DIRECTION
Repeat every entry in the listing below, exactly.

GIVEN INFORMATION
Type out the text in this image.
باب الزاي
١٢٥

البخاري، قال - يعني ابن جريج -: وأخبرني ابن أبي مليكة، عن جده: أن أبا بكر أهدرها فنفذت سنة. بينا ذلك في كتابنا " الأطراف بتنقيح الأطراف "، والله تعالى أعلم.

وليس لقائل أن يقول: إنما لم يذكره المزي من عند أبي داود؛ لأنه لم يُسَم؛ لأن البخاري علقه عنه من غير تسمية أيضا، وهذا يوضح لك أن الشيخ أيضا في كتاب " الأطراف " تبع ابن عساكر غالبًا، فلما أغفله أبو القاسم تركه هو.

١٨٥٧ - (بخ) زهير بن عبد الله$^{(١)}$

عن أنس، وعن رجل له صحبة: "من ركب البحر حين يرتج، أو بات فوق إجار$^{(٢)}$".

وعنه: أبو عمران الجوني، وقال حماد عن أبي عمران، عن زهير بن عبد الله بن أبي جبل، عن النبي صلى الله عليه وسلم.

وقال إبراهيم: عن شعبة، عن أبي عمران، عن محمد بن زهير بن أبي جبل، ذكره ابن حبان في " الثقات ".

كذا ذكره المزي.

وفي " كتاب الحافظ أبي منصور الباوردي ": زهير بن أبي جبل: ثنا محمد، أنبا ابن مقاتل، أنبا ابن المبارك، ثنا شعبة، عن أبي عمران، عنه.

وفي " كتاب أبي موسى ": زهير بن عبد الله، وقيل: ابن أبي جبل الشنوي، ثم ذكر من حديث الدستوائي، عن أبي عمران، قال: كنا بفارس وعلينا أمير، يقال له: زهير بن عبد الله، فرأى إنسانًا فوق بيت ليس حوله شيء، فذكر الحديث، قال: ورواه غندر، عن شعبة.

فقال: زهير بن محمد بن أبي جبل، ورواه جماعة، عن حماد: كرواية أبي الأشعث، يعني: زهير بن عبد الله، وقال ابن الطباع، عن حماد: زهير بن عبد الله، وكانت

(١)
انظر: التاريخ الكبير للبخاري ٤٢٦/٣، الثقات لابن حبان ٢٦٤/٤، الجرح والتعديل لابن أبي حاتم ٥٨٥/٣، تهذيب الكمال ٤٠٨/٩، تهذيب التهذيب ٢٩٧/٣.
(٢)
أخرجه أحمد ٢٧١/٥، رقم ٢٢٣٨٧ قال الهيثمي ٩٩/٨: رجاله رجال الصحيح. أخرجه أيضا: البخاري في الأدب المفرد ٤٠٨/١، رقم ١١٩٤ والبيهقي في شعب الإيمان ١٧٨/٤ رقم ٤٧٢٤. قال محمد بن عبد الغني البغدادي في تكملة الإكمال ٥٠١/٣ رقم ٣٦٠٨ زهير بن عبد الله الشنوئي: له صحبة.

WORKED SOLUTION
Type out the text in this image.
باب الزاي
١٢٥

البخاري، قال - يعني ابن جريج -: وأخبرني ابن أبي مليكة، عن جده: أن أبا بكر أهدرها فنفذت سنة. بينا ذلك في كتابنا " الأطراف بتنقيح الأطراف "، والله تعالى أعلم.

وليس لقائل أن يقول: إنما لم يذكره المزي من عند أبي داود؛ لأنه لم يُسَم؛ لأن البخاري علقه عنه من غير تسمية أيضا، وهذا يوضح لك أن الشيخ أيضا في كتاب " الأطراف " تبع ابن عساكر غالبًا، فلما أغفله أبو القاسم تركه هو.

١٨٥٧ - (بخ) زهير بن عبد الله$^{(١)}$

عن أنس، وعن رجل له صحبة: "من ركب البحر حين يرتج، أو بات فوق إجار$^{(٢)}$".

وعنه: أبو عمران الجوني، وقال حماد عن أبي عمران، عن زهير بن عبد الله بن أبي جبل، عن النبي صلى الله عليه وسلم.

وقال إبراهيم: عن شعبة، عن أبي عمران، عن محمد بن زهير بن أبي جبل، ذكره ابن حبان في " الثقات ".

كذا ذكره المزي.

وفي " كتاب الحافظ أبي منصور الباوردي ": زهير بن أبي جبل: ثنا محمد، أنبا ابن مقاتل، أنبا ابن المبارك، ثنا شعبة، عن أبي عمران، عنه.

وفي " كتاب أبي موسى ": زهير بن عبد الله، وقيل: ابن أبي جبل الشنوي، ثم ذكر من حديث الدستوائي، عن أبي عمران، قال: كنا بفارس وعلينا أمير، يقال له: زهير بن عبد الله، فرأى إنسانًا فوق بيت ليس حوله شيء، فذكر الحديث، قال: ورواه غندر، عن شعبة.

فقال: زهير بن محمد بن أبي جبل، ورواه جماعة، عن حماد: كرواية أبي الأشعث، يعني: زهير بن عبد الله، وقال ابن الطباع، عن حماد: زهير بن عبد الله، وكانت

(١)
انظر: التاريخ الكبير للبخاري ٤٢٦/٣، الثقات لابن حبان ٢٦٤/٤، الجرح والتعديل لابن أبي حاتم ٥٨٥/٣، تهذيب الكمال ٤٠٨/٩، تهذيب التهذيب ٢٩٧/٣.
(٢)
أخرجه أحمد ٢٧١/٥، رقم ٢٢٣٨٧ قال الهيثمي ٩٩/٨: رجاله رجال الصحيح. أخرجه أيضا: البخاري في الأدب المفرد ٤٠٨/١، رقم ١١٩٤ والبيهقي في شعب الإيمان ١٧٨/٤ رقم ٤٧٢٤. قال محمد بن عبد الغني البغدادي في تكملة الإكمال ٥٠١/٣ رقم ٣٦٠٨ زهير بن عبد الله الشنوئي: له صحبة.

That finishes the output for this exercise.